Lines containing the word "JSON" are the ones to copy from the records below.

Stored data entries
============

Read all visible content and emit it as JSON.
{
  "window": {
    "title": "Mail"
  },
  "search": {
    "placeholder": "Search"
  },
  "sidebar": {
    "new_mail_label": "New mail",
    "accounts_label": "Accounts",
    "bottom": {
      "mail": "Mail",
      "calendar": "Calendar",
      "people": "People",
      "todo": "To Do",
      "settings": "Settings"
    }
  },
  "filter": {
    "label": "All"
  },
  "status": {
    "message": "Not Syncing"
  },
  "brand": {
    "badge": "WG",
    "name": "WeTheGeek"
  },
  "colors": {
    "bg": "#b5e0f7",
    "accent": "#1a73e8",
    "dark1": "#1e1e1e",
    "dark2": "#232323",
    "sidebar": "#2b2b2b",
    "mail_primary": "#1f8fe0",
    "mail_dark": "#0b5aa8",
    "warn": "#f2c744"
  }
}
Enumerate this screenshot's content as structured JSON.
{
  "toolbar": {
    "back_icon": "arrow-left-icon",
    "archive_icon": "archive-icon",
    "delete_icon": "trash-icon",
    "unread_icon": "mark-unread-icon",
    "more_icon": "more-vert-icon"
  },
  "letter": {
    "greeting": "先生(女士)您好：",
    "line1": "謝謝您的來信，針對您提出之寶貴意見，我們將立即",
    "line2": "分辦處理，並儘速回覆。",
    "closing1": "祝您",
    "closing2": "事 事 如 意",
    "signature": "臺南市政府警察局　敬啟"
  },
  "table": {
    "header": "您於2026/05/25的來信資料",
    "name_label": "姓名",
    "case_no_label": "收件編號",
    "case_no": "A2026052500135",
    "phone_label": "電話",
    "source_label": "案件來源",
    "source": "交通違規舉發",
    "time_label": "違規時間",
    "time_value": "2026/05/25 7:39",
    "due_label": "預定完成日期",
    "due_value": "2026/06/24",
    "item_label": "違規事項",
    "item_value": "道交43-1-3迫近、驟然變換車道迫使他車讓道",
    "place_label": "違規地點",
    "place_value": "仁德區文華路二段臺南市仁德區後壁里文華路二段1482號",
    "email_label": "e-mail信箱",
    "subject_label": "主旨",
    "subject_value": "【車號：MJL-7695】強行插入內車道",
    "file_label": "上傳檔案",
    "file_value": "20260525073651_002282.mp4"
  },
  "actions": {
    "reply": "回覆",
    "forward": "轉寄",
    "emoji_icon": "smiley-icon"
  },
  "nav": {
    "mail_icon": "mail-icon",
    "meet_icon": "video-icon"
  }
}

============

:: Answer to the task ::
Read all visible content and emit it as JSON.
Enumerate this screenshot's content as structured JSON.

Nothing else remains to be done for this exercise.